Required work.
Copy out all the lines in the records that include the word "time".

Data listing.
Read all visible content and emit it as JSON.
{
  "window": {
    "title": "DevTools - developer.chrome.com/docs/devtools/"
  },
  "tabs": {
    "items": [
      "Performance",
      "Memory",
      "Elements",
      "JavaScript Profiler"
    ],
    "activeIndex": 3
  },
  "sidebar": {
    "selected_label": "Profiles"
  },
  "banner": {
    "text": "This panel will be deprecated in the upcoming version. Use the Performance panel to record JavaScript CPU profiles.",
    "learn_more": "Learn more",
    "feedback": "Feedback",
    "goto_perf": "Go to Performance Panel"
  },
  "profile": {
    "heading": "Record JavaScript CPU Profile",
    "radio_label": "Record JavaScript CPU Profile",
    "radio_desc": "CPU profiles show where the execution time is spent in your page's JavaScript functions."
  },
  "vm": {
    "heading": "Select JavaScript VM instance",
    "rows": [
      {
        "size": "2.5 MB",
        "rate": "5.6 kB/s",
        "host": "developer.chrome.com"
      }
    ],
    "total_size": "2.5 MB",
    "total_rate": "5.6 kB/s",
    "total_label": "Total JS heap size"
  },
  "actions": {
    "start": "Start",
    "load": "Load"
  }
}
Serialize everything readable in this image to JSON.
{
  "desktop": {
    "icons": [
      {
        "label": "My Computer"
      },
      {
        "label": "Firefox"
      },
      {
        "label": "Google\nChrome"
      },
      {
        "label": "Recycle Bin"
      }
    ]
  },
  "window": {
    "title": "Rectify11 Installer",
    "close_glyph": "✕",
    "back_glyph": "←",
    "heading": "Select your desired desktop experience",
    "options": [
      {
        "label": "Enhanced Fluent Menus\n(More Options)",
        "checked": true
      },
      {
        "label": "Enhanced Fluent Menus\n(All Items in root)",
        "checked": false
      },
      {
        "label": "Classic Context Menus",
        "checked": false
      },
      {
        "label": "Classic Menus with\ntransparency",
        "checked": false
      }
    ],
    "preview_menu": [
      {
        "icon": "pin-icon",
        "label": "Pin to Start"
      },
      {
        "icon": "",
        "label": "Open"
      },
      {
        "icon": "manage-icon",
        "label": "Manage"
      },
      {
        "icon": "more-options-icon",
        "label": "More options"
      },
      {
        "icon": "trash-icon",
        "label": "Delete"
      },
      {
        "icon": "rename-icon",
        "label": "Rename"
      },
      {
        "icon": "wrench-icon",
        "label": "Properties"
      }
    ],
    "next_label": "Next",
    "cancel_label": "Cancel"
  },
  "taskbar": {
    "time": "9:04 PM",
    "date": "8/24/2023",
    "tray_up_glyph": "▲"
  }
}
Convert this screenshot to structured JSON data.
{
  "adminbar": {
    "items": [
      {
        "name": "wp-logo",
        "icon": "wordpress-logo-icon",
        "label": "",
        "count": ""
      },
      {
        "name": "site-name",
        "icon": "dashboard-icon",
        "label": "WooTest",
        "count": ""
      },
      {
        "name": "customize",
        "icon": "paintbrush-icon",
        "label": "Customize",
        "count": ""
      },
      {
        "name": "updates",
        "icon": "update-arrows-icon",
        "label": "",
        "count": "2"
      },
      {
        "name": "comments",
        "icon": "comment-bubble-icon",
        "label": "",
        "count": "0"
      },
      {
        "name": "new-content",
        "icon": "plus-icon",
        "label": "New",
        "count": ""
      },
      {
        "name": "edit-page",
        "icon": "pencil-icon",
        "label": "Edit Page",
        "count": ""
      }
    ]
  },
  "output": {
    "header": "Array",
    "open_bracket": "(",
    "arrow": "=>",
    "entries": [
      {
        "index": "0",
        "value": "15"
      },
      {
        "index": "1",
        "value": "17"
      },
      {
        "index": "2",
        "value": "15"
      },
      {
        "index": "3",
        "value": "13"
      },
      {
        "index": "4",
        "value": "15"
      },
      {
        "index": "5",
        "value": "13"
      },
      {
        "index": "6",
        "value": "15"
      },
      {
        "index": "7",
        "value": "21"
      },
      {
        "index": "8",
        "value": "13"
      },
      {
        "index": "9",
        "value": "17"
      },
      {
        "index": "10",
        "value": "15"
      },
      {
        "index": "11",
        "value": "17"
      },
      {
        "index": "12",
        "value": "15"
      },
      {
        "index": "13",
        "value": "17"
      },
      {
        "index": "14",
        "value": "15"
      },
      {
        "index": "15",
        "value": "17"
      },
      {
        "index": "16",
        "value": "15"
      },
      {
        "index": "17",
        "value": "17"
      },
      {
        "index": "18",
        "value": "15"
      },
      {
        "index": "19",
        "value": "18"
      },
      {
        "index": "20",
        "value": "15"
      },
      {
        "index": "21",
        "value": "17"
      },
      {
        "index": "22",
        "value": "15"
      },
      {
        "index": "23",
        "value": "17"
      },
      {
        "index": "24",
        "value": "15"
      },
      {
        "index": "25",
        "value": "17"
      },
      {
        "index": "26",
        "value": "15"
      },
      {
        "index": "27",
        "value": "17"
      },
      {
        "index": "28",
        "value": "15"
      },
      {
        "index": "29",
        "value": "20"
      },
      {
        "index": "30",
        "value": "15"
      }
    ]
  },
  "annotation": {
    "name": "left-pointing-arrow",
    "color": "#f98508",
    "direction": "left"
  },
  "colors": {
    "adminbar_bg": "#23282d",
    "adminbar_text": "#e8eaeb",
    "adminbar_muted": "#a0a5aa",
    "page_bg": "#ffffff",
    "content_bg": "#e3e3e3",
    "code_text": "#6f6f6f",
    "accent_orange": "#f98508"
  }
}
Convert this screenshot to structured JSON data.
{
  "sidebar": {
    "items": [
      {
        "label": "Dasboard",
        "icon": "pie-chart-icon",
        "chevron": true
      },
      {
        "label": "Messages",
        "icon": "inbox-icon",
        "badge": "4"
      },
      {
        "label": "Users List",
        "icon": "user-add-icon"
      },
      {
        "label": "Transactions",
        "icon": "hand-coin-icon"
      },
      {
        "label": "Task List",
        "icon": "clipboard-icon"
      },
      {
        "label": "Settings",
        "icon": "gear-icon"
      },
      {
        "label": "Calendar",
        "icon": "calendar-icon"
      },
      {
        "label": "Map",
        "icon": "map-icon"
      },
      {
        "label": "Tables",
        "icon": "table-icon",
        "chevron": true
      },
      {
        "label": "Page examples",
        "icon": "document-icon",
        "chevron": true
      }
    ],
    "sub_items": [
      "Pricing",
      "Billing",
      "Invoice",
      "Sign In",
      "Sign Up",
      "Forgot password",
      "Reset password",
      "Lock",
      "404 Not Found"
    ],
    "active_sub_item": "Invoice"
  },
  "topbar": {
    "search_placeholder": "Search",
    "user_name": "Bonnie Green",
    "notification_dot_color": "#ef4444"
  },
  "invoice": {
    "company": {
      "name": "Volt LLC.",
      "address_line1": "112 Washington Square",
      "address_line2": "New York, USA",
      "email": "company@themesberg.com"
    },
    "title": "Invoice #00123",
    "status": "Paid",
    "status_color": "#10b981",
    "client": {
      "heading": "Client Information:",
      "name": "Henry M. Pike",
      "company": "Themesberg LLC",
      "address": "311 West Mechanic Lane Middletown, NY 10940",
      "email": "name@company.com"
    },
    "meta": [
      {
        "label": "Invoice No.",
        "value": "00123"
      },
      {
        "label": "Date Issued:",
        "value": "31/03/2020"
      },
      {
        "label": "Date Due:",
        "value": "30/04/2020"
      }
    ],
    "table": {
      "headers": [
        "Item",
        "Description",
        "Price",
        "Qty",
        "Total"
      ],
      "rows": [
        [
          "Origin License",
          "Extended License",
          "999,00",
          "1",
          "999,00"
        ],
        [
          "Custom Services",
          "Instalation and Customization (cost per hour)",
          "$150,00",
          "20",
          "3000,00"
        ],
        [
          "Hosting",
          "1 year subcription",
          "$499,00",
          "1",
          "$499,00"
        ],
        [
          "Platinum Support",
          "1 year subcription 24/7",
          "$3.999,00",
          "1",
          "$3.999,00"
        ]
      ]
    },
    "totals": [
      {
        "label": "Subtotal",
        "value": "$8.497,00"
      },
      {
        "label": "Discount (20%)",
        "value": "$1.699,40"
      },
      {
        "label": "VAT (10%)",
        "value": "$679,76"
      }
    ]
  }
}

Solution to this task.
    "radio_desc": "CPU profiles show where the execution time is spent in your page's JavaScript functions."
    "time": "9:04 PM",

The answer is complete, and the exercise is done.